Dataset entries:
○ ○ ○

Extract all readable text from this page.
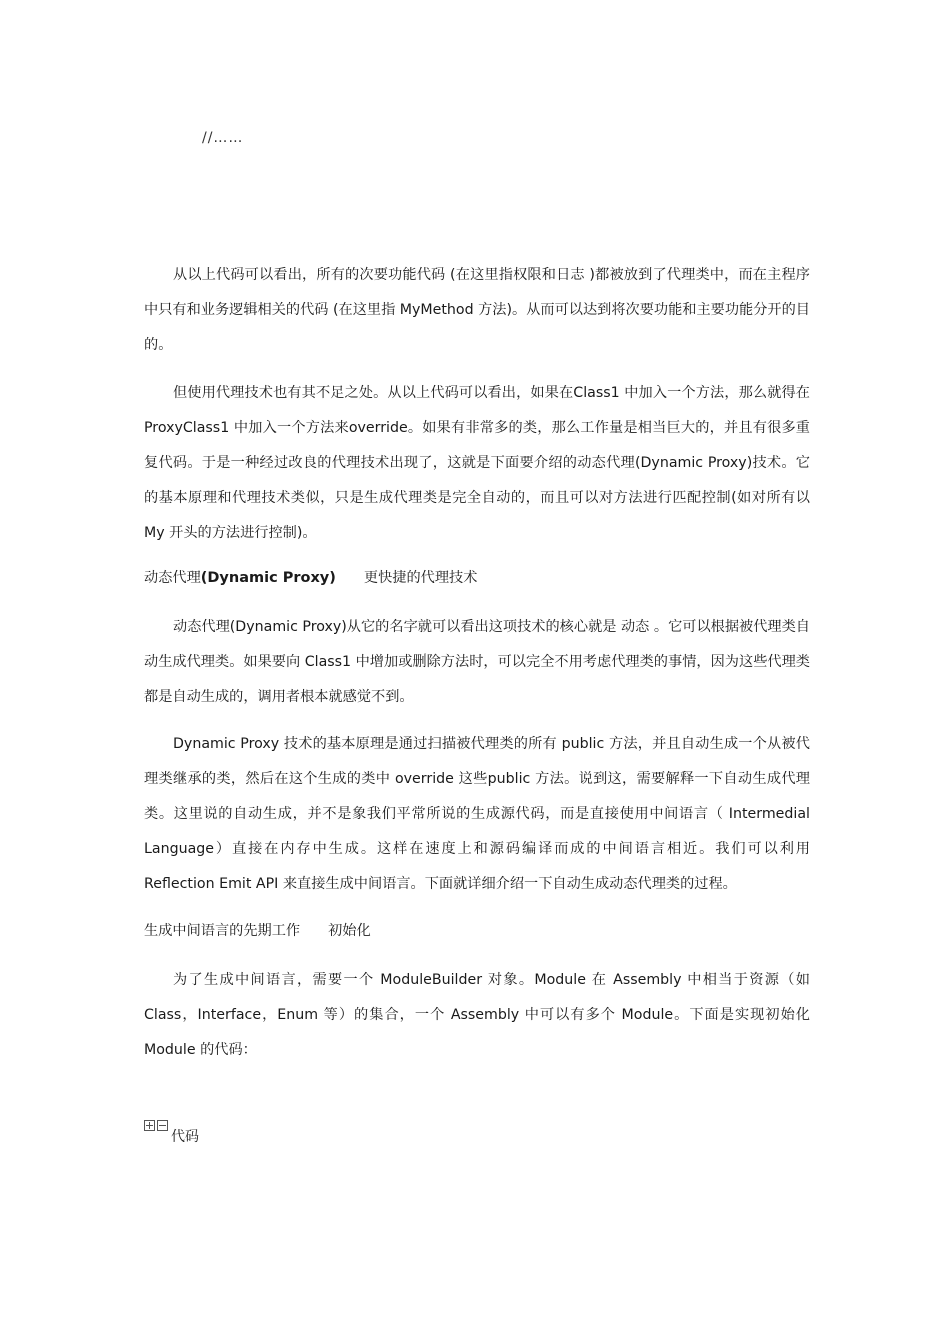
//……

从以上代码可以看出，所有的次要功能代码 (在这里指权限和日志 )都被放到了代理类中，而在主程序中只有和业务逻辑相关的代码 (在这里指 MyMethod 方法)。从而可以达到将次要功能和主要功能分开的目的。

但使用代理技术也有其不足之处。从以上代码可以看出，如果在Class1 中加入一个方法，那么就得在 ProxyClass1 中加入一个方法来override。如果有非常多的类，那么工作量是相当巨大的，并且有很多重复代码。于是一种经过改良的代理技术出现了，这就是下面要介绍的动态代理(Dynamic Proxy)技术。它的基本原理和代理技术类似，只是生成代理类是完全自动的，而且可以对方法进行匹配控制(如对所有以 My 开头的方法进行控制)。

动态代理(Dynamic Proxy) 更快捷的代理技术

动态代理(Dynamic Proxy)从它的名字就可以看出这项技术的核心就是 动态 。它可以根据被代理类自动生成代理类。如果要向 Class1 中增加或删除方法时，可以完全不用考虑代理类的事情，因为这些代理类都是自动生成的，调用者根本就感觉不到。

Dynamic Proxy 技术的基本原理是通过扫描被代理类的所有 public 方法，并且自动生成一个从被代理类继承的类，然后在这个生成的类中 override 这些public 方法。说到这，需要解释一下自动生成代理类。这里说的自动生成，并不是象我们平常所说的生成源代码，而是直接使用中间语言（ Intermedial Language）直接在内存中生成。这样在速度上和源码编译而成的中间语言相近。我们可以利用 Reflection Emit API 来直接生成中间语言。下面就详细介绍一下自动生成动态代理类的过程。

生成中间语言的先期工作 初始化

为了生成中间语言，需要一个 ModuleBuilder 对象。Module 在 Assembly 中相当于资源（如 Class，Interface，Enum 等）的集合，一个 Assembly 中可以有多个 Module。下面是实现初始化 Module 的代码：

代码
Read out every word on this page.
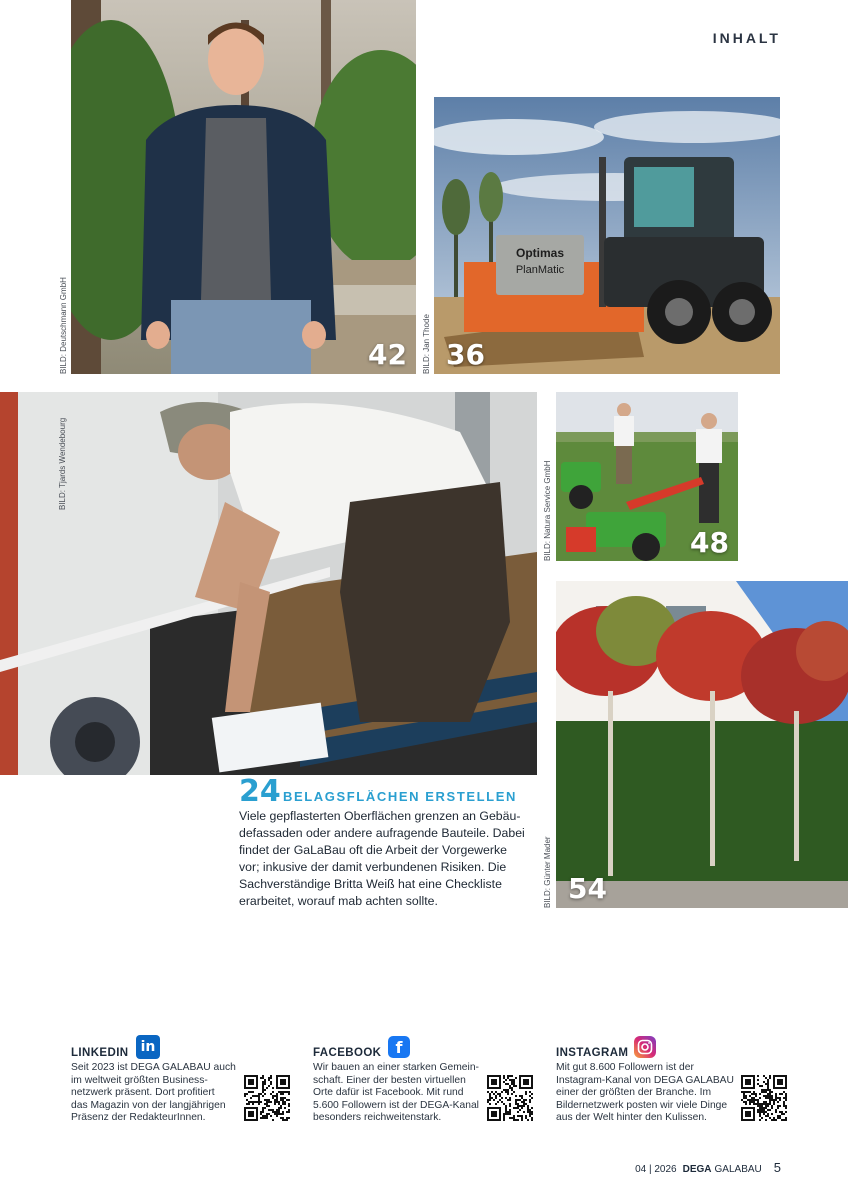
INHALT
BILD: Deutschmann GmbH	42
Optimas
PlanMatic
BILD: Jan Thode 36
BILD: Tjards Wendebourg	BILD: Natura Service GmbH	48
BILD: Günter Mader 54
24 BELAGSFLÄCHEN ERSTELLEN
Viele gepflasterten Oberflächen grenzen an Gebäu-
defassaden oder andere aufragende Bauteile. Dabei
findet der GaLaBau oft die Arbeit der Vorgewerke
vor; inkusive der damit verbundenen Risiken. Die
Sachverständige Britta Weiß hat eine Checkliste
erarbeitet, worauf mab achten sollte.
LINKEDIN in
Seit 2023 ist DEGA GALABAU auch
im weltweit größten Business-
netzwerk präsent. Dort profitiert
das Magazin von der langjährigen
Präsenz der RedakteurInnen.
FACEBOOK f
Wir bauen an einer starken Gemein-
schaft. Einer der besten virtuellen
Orte dafür ist Facebook. Mit rund
5.600 Followern ist der DEGA-Kanal
besonders reichweitenstark.
INSTAGRAM
Mit gut 8.600 Followern ist der
Instagram-Kanal von DEGA GALABAU
einer der größten der Branche. Im
Bildernetzwerk posten wir viele Dinge
aus der Welt hinter den Kulissen.
04 | 2026 DEGA GALABAU 5
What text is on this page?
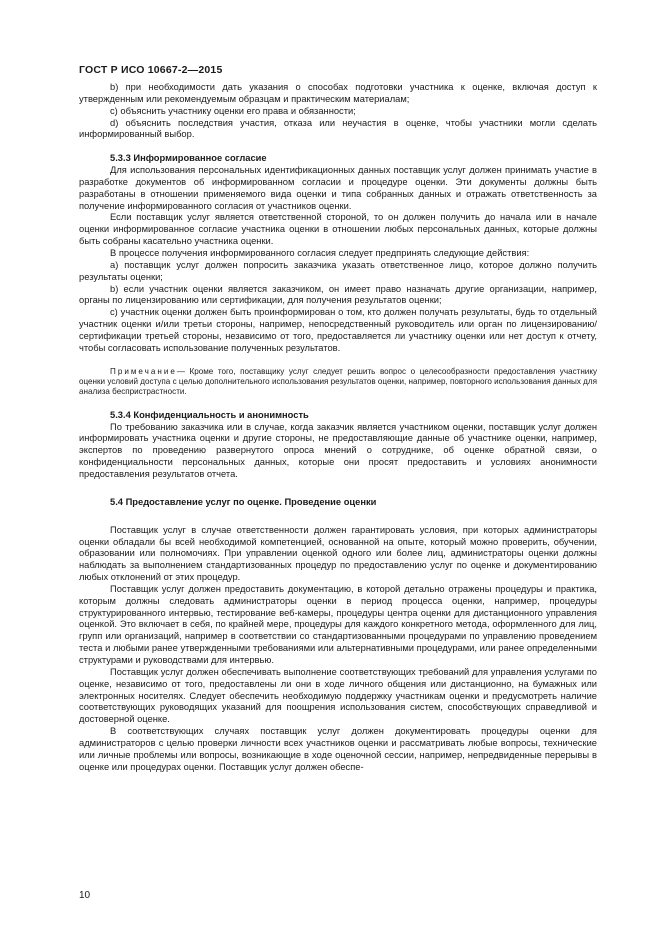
ГОСТ Р ИСО 10667-2—2015

b) при необходимости дать указания о способах подготовки участника к оценке, включая доступ к утвержденным или рекомендуемым образцам и практическим материалам;

c) объяснить участнику оценки его права и обязанности;

d) объяснить последствия участия, отказа или неучастия в оценке, чтобы участники могли сделать информированный выбор.

5.3.3 Информированное согласие

Для использования персональных идентификационных данных поставщик услуг должен принимать участие в разработке документов об информированном согласии и процедуре оценки. Эти документы должны быть разработаны в отношении применяемого вида оценки и типа собранных данных и отражать ответственность за получение информированного согласия от участников оценки.

Если поставщик услуг является ответственной стороной, то он должен получить до начала или в начале оценки информированное согласие участника оценки в отношении любых персональных данных, которые должны быть собраны касательно участника оценки.

В процессе получения информированного согласия следует предпринять следующие действия:

a) поставщик услуг должен попросить заказчика указать ответственное лицо, которое должно получить результаты оценки;

b) если участник оценки является заказчиком, он имеет право назначать другие организации, например, органы по лицензированию или сертификации, для получения результатов оценки;

c) участник оценки должен быть проинформирован о том, кто должен получать результаты, будь то отдельный участник оценки и/или третьи стороны, например, непосредственный руководитель или орган по лицензированию/сертификации третьей стороны, независимо от того, предоставляется ли участнику оценки или нет доступ к отчету, чтобы согласовать использование полученных результатов.

Примечание— Кроме того, поставщику услуг следует решить вопрос о целесообразности предоставления участнику оценки условий доступа с целью дополнительного использования результатов оценки, например, повторного использования данных для анализа беспристрастности.

5.3.4 Конфиденциальность и анонимность

По требованию заказчика или в случае, когда заказчик является участником оценки, поставщик услуг должен информировать участника оценки и другие стороны, не предоставляющие данные об участнике оценки, например, экспертов по проведению развернутого опроса мнений о сотруднике, об оценке обратной связи, о конфиденциальности персональных данных, которые они просят предоставить и условиях анонимности предоставления результатов отчета.

5.4 Предоставление услуг по оценке. Проведение оценки

Поставщик услуг в случае ответственности должен гарантировать условия, при которых администраторы оценки обладали бы всей необходимой компетенцией, основанной на опыте, который можно проверить, обучении, образовании или полномочиях. При управлении оценкой одного или более лиц, администраторы оценки должны наблюдать за выполнением стандартизованных процедур по предоставлению услуг по оценке и документированию любых отклонений от этих процедур.

Поставщик услуг должен предоставить документацию, в которой детально отражены процедуры и практика, которым должны следовать администраторы оценки в период процесса оценки, например, процедуры структурированного интервью, тестирование веб-камеры, процедуры центра оценки для дистанционного управления оценкой. Это включает в себя, по крайней мере, процедуры для каждого конкретного метода, оформленного для лиц, групп или организаций, например в соответствии со стандартизованными процедурами по управлению проведением теста и любыми ранее утвержденными требованиями или альтернативными процедурами, или ранее определенными структурами и руководствами для интервью.

Поставщик услуг должен обеспечивать выполнение соответствующих требований для управления услугами по оценке, независимо от того, предоставлены ли они в ходе личного общения или дистанционно, на бумажных или электронных носителях. Следует обеспечить необходимую поддержку участникам оценки и предусмотреть наличие соответствующих руководящих указаний для поощрения использования систем, способствующих справедливой и достоверной оценке.

В соответствующих случаях поставщик услуг должен документировать процедуры оценки для администраторов с целью проверки личности всех участников оценки и рассматривать любые вопросы, технические или личные проблемы или вопросы, возникающие в ходе оценочной сессии, например, непредвиденные перерывы в оценке или процедурах оценки. Поставщик услуг должен обеспе-

10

○ ○ ○

> [DIRECTIVE] Every record gets retyped exactly; no picture goes into the copy.

> [REPLY TO THE EXERCISE]
Extract all readable text from this page.
//……

从以上代码可以看出，所有的次要功能代码 (在这里指权限和日志 )都被放到了代理类中，而在主程序中只有和业务逻辑相关的代码 (在这里指 MyMethod 方法)。从而可以达到将次要功能和主要功能分开的目的。

但使用代理技术也有其不足之处。从以上代码可以看出，如果在Class1 中加入一个方法，那么就得在 ProxyClass1 中加入一个方法来override。如果有非常多的类，那么工作量是相当巨大的，并且有很多重复代码。于是一种经过改良的代理技术出现了，这就是下面要介绍的动态代理(Dynamic Proxy)技术。它的基本原理和代理技术类似，只是生成代理类是完全自动的，而且可以对方法进行匹配控制(如对所有以 My 开头的方法进行控制)。

动态代理(Dynamic Proxy) 更快捷的代理技术

动态代理(Dynamic Proxy)从它的名字就可以看出这项技术的核心就是 动态 。它可以根据被代理类自动生成代理类。如果要向 Class1 中增加或删除方法时，可以完全不用考虑代理类的事情，因为这些代理类都是自动生成的，调用者根本就感觉不到。

Dynamic Proxy 技术的基本原理是通过扫描被代理类的所有 public 方法，并且自动生成一个从被代理类继承的类，然后在这个生成的类中 override 这些public 方法。说到这，需要解释一下自动生成代理类。这里说的自动生成，并不是象我们平常所说的生成源代码，而是直接使用中间语言（ Intermedial Language）直接在内存中生成。这样在速度上和源码编译而成的中间语言相近。我们可以利用 Reflection Emit API 来直接生成中间语言。下面就详细介绍一下自动生成动态代理类的过程。

生成中间语言的先期工作 初始化

为了生成中间语言，需要一个 ModuleBuilder 对象。Module 在 Assembly 中相当于资源（如 Class，Interface，Enum 等）的集合，一个 Assembly 中可以有多个 Module。下面是实现初始化 Module 的代码：

代码
Read out every word on this page.
INHALT
BILD: Deutschmann GmbH	42
Optimas
PlanMatic
BILD: Jan Thode 36
BILD: Tjards Wendebourg	BILD: Natura Service GmbH	48
BILD: Günter Mader 54
24 BELAGSFLÄCHEN ERSTELLEN
Viele gepflasterten Oberflächen grenzen an Gebäu-
defassaden oder andere aufragende Bauteile. Dabei
findet der GaLaBau oft die Arbeit der Vorgewerke
vor; inkusive der damit verbundenen Risiken. Die
Sachverständige Britta Weiß hat eine Checkliste
erarbeitet, worauf mab achten sollte.
LINKEDIN in
Seit 2023 ist DEGA GALABAU auch
im weltweit größten Business-
netzwerk präsent. Dort profitiert
das Magazin von der langjährigen
Präsenz der RedakteurInnen.
FACEBOOK f
Wir bauen an einer starken Gemein-
schaft. Einer der besten virtuellen
Orte dafür ist Facebook. Mit rund
5.600 Followern ist der DEGA-Kanal
besonders reichweitenstark.
INSTAGRAM
Mit gut 8.600 Followern ist der
Instagram-Kanal von DEGA GALABAU
einer der größten der Branche. Im
Bildernetzwerk posten wir viele Dinge
aus der Welt hinter den Kulissen.
04 | 2026 DEGA GALABAU 5
What text is on this page?
ГОСТ Р ИСО 10667-2—2015

b) при необходимости дать указания о способах подготовки участника к оценке, включая доступ к утвержденным или рекомендуемым образцам и практическим материалам;

c) объяснить участнику оценки его права и обязанности;

d) объяснить последствия участия, отказа или неучастия в оценке, чтобы участники могли сделать информированный выбор.

5.3.3 Информированное согласие

Для использования персональных идентификационных данных поставщик услуг должен принимать участие в разработке документов об информированном согласии и процедуре оценки. Эти документы должны быть разработаны в отношении применяемого вида оценки и типа собранных данных и отражать ответственность за получение информированного согласия от участников оценки.

Если поставщик услуг является ответственной стороной, то он должен получить до начала или в начале оценки информированное согласие участника оценки в отношении любых персональных данных, которые должны быть собраны касательно участника оценки.

В процессе получения информированного согласия следует предпринять следующие действия:

a) поставщик услуг должен попросить заказчика указать ответственное лицо, которое должно получить результаты оценки;

b) если участник оценки является заказчиком, он имеет право назначать другие организации, например, органы по лицензированию или сертификации, для получения результатов оценки;

c) участник оценки должен быть проинформирован о том, кто должен получать результаты, будь то отдельный участник оценки и/или третьи стороны, например, непосредственный руководитель или орган по лицензированию/сертификации третьей стороны, независимо от того, предоставляется ли участнику оценки или нет доступ к отчету, чтобы согласовать использование полученных результатов.

Примечание— Кроме того, поставщику услуг следует решить вопрос о целесообразности предоставления участнику оценки условий доступа с целью дополнительного использования результатов оценки, например, повторного использования данных для анализа беспристрастности.

5.3.4 Конфиденциальность и анонимность

По требованию заказчика или в случае, когда заказчик является участником оценки, поставщик услуг должен информировать участника оценки и другие стороны, не предоставляющие данные об участнике оценки, например, экспертов по проведению развернутого опроса мнений о сотруднике, об оценке обратной связи, о конфиденциальности персональных данных, которые они просят предоставить и условиях анонимности предоставления результатов отчета.

5.4 Предоставление услуг по оценке. Проведение оценки

Поставщик услуг в случае ответственности должен гарантировать условия, при которых администраторы оценки обладали бы всей необходимой компетенцией, основанной на опыте, который можно проверить, обучении, образовании или полномочиях. При управлении оценкой одного или более лиц, администраторы оценки должны наблюдать за выполнением стандартизованных процедур по предоставлению услуг по оценке и документированию любых отклонений от этих процедур.

Поставщик услуг должен предоставить документацию, в которой детально отражены процедуры и практика, которым должны следовать администраторы оценки в период процесса оценки, например, процедуры структурированного интервью, тестирование веб-камеры, процедуры центра оценки для дистанционного управления оценкой. Это включает в себя, по крайней мере, процедуры для каждого конкретного метода, оформленного для лиц, групп или организаций, например в соответствии со стандартизованными процедурами по управлению проведением теста и любыми ранее утвержденными требованиями или альтернативными процедурами, или ранее определенными структурами и руководствами для интервью.

Поставщик услуг должен обеспечивать выполнение соответствующих требований для управления услугами по оценке, независимо от того, предоставлены ли они в ходе личного общения или дистанционно, на бумажных или электронных носителях. Следует обеспечить необходимую поддержку участникам оценки и предусмотреть наличие соответствующих руководящих указаний для поощрения использования систем, способствующих справедливой и достоверной оценке.

В соответствующих случаях поставщик услуг должен документировать процедуры оценки для администраторов с целью проверки личности всех участников оценки и рассматривать любые вопросы, технические или личные проблемы или вопросы, возникающие в ходе оценочной сессии, например, непредвиденные перерывы в оценке или процедурах оценки. Поставщик услуг должен обеспе-

10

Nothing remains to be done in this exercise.